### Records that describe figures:

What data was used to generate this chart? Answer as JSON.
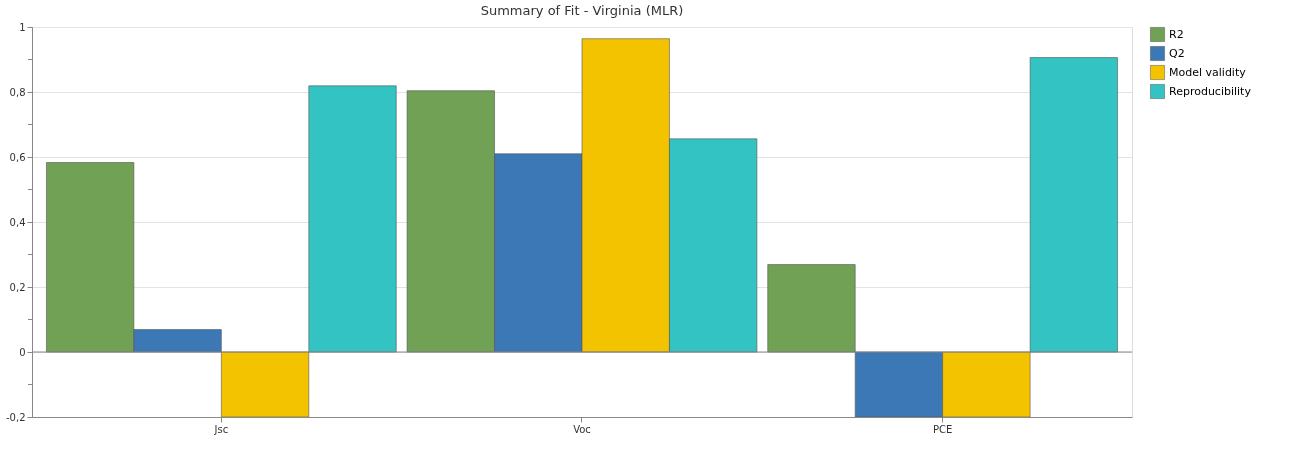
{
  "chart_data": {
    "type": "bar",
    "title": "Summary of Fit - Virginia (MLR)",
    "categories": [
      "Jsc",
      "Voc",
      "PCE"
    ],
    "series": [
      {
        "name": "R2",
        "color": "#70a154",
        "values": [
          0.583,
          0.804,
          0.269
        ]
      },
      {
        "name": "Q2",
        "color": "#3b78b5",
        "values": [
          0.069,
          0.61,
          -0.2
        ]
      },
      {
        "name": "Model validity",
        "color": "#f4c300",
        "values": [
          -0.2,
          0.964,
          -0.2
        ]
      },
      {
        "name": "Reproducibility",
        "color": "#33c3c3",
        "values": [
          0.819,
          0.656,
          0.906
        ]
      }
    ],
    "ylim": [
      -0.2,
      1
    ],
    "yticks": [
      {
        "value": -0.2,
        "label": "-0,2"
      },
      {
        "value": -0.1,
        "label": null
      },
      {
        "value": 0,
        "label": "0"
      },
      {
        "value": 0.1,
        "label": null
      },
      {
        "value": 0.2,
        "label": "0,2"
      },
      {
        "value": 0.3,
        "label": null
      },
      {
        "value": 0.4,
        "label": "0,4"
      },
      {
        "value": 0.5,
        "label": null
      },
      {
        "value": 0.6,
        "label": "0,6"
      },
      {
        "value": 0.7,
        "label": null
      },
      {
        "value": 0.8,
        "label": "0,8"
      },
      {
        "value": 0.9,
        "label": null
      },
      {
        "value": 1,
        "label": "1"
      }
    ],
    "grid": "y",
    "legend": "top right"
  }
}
---
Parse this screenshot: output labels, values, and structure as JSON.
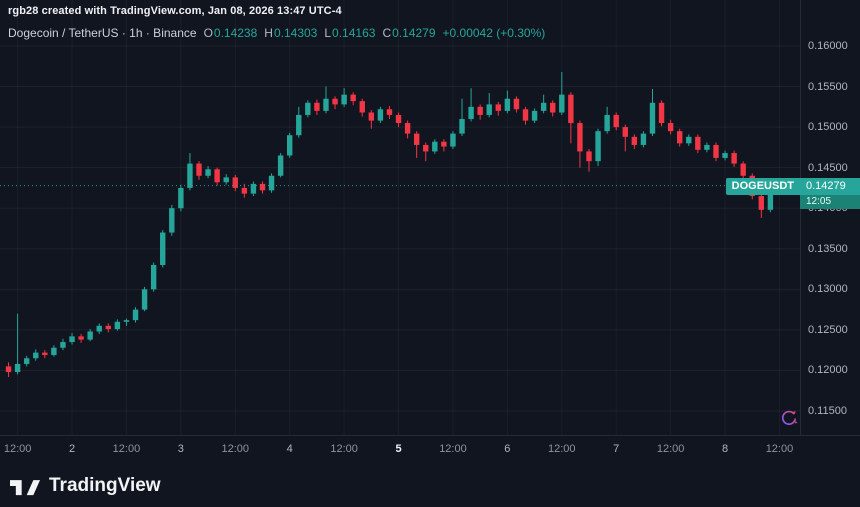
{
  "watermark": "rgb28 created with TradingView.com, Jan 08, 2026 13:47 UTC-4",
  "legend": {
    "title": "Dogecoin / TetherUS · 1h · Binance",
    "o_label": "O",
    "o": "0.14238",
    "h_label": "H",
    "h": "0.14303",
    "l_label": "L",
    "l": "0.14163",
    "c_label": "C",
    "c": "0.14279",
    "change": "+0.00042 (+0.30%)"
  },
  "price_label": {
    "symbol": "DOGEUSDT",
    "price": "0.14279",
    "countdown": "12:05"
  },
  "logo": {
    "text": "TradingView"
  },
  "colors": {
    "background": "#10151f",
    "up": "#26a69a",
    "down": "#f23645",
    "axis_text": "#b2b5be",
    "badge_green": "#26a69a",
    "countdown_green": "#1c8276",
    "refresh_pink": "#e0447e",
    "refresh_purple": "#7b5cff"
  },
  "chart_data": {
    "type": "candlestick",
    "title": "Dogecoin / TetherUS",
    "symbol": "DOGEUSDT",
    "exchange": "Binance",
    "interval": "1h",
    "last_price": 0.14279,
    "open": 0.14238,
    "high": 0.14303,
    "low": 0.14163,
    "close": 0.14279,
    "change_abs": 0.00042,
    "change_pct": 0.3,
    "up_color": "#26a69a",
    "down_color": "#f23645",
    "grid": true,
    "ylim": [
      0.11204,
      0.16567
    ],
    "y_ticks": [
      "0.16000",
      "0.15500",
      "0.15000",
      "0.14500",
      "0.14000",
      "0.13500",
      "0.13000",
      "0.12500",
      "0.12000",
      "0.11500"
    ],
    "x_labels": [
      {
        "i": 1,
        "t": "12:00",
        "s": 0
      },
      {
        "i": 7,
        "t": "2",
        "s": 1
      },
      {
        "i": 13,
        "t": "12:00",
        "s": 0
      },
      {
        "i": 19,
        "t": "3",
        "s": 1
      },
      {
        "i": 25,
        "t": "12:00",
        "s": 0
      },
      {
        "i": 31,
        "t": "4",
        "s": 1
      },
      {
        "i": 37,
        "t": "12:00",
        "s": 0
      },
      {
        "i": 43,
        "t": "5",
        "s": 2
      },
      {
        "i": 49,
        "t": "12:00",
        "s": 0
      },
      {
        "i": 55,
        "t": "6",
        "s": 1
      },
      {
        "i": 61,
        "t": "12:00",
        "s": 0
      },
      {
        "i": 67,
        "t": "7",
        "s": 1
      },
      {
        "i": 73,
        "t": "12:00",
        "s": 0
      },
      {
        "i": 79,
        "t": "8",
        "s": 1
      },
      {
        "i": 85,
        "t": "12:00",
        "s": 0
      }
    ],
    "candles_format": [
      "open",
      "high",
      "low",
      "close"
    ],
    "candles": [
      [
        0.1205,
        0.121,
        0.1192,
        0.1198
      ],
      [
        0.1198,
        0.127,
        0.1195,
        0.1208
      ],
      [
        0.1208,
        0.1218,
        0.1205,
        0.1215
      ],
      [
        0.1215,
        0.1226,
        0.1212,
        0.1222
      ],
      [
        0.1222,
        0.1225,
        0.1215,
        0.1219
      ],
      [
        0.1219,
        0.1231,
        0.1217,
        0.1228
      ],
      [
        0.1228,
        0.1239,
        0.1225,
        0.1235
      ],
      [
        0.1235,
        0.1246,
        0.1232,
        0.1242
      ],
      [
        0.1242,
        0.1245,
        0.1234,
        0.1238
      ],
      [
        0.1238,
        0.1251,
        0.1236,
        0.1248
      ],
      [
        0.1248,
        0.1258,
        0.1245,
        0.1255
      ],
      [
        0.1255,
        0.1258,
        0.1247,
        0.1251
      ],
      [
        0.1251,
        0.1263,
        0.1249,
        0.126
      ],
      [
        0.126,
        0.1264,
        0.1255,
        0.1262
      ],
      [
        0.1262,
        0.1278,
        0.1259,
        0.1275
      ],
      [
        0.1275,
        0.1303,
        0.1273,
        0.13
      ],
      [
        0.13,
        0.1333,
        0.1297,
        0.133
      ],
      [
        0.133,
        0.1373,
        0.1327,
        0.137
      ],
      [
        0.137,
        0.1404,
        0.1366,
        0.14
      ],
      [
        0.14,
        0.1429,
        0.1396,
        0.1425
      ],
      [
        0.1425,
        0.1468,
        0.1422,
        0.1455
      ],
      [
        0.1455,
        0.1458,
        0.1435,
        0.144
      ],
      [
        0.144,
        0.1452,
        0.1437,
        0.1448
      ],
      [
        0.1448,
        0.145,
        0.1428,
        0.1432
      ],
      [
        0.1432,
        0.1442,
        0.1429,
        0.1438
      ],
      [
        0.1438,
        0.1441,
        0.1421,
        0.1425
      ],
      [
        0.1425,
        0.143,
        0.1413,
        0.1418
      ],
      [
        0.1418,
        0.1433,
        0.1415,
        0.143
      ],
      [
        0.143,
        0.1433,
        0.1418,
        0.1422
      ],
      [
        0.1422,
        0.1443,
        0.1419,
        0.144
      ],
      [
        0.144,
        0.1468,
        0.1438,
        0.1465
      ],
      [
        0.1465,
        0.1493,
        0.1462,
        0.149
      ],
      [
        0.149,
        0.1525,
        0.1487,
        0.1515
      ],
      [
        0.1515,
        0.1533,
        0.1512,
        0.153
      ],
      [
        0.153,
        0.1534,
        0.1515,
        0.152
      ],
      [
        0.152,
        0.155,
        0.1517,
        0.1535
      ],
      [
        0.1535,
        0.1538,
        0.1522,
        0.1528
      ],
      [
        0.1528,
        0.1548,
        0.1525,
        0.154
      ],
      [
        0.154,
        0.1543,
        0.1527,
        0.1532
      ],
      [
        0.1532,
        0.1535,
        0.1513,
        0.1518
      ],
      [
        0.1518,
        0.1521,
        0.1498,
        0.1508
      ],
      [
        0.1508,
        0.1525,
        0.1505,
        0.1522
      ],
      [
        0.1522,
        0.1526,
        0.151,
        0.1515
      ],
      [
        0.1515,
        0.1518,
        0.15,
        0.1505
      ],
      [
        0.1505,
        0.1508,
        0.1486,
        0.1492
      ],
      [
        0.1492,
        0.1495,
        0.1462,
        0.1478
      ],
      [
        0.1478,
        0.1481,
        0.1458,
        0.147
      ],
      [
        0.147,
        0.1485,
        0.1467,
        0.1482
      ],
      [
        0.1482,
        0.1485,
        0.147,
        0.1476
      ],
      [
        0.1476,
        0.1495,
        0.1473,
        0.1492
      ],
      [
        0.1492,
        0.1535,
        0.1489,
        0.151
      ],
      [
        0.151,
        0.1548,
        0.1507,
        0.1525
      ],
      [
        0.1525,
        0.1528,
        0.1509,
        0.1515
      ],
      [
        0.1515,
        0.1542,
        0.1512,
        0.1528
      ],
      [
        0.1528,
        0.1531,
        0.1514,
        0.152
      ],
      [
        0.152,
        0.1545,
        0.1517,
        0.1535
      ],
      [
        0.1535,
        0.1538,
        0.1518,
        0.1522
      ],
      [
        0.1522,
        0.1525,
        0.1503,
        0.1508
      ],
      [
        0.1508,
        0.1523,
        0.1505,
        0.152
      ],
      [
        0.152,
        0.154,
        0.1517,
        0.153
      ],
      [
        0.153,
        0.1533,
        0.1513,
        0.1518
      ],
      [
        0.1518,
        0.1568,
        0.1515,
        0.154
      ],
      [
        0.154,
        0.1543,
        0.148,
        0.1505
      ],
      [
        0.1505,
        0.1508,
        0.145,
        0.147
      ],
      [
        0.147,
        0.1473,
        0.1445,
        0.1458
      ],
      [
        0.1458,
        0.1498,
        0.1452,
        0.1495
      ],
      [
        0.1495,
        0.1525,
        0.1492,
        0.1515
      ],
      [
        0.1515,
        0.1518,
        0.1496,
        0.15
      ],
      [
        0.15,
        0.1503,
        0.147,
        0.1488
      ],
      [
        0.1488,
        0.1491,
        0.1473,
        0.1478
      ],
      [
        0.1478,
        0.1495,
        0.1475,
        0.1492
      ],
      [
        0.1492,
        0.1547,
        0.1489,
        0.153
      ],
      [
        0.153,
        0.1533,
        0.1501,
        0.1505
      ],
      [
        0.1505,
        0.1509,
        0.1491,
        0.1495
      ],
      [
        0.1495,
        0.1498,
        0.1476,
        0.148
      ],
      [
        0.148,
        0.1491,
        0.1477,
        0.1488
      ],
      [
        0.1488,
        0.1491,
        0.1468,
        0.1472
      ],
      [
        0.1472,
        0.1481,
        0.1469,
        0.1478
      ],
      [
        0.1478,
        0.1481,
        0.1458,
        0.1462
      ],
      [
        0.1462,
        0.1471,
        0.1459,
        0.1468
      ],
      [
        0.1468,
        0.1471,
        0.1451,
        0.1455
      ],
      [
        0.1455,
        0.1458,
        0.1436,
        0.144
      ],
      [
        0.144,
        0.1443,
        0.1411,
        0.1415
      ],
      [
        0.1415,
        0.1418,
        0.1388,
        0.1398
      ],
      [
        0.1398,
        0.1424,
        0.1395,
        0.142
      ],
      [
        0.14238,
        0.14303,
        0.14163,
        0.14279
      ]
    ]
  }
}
--
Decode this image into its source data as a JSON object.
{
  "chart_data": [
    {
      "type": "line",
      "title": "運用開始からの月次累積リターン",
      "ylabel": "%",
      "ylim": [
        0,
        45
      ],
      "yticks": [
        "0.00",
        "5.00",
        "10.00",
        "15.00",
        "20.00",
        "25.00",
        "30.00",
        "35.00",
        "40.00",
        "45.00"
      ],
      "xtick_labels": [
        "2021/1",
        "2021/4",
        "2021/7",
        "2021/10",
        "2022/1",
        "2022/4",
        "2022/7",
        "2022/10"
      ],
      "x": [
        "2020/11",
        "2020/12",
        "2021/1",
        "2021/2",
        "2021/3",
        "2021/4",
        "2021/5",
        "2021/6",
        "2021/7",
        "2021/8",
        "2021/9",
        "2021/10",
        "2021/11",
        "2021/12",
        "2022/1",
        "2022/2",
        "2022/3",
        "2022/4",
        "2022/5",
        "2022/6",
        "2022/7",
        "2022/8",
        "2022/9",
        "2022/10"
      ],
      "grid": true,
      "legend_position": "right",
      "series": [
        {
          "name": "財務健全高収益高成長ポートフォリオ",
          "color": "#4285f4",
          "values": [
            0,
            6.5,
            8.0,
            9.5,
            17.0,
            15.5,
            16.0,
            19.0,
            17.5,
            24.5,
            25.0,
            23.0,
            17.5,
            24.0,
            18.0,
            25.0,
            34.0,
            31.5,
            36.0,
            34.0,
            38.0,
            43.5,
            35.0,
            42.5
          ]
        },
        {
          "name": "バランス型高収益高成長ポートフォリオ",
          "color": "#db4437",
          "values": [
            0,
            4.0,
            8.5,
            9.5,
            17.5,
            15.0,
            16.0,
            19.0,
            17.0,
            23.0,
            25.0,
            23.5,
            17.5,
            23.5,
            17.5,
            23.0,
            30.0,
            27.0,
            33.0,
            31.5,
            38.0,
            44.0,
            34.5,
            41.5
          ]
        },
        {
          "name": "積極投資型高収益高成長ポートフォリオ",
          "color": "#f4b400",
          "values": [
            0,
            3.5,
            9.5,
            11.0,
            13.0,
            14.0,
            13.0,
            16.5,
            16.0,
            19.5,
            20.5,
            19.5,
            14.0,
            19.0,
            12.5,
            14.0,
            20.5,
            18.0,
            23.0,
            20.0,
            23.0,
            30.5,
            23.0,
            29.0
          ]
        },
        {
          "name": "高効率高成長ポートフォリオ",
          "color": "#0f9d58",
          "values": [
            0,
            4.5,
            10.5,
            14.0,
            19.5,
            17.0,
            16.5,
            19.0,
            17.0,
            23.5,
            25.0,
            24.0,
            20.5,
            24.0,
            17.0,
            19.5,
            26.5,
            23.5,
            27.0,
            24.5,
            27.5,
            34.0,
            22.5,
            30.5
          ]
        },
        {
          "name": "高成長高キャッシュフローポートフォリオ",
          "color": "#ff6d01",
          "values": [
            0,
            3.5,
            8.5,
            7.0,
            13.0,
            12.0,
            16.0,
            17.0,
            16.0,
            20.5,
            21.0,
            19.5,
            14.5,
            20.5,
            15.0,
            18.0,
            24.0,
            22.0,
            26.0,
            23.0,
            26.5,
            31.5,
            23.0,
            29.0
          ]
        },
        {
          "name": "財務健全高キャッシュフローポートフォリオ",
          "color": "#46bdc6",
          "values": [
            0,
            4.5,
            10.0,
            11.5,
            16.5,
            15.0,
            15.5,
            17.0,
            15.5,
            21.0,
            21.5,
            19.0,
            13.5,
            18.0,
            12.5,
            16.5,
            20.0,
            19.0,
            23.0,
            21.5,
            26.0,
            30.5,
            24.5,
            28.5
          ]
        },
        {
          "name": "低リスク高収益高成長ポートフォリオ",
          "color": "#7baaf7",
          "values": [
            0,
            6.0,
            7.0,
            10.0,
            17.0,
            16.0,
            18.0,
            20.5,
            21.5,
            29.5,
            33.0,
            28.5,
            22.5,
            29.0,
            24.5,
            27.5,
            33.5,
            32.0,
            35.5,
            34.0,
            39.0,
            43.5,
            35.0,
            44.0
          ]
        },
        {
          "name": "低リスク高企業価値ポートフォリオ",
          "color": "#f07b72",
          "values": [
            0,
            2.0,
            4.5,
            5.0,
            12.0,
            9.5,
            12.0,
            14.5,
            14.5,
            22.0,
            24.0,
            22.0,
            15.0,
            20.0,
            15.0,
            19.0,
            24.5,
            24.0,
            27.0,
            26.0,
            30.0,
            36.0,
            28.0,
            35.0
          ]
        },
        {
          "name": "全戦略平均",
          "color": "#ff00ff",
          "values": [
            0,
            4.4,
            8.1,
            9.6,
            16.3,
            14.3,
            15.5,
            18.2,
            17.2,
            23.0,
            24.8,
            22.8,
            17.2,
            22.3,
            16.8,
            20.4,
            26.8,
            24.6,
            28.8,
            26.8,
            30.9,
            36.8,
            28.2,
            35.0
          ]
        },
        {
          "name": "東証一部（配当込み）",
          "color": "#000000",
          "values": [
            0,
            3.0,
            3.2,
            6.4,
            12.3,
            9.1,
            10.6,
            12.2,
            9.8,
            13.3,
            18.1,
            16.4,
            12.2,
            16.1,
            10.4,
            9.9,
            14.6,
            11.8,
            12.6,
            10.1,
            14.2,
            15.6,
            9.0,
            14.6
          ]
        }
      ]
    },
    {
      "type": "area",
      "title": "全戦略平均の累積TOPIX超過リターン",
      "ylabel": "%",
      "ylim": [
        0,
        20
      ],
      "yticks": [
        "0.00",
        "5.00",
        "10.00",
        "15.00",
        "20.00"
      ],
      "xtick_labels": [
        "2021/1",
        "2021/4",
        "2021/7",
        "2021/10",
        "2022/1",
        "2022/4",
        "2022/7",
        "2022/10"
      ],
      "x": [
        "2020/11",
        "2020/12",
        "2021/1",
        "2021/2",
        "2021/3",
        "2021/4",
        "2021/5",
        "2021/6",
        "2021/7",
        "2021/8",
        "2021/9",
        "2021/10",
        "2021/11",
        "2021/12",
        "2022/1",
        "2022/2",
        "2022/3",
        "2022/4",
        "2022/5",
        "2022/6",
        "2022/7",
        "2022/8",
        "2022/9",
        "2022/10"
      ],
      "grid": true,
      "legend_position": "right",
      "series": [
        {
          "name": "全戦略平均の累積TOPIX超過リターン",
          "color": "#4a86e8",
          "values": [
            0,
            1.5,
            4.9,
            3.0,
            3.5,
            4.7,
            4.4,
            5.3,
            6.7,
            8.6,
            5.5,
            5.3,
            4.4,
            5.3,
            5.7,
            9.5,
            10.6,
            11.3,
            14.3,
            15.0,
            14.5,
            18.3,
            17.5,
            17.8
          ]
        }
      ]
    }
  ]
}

### Written problem:
The string "JSON" may appear in lines of the listing above; tally those lines and give the number only.

### Exercise solution:
3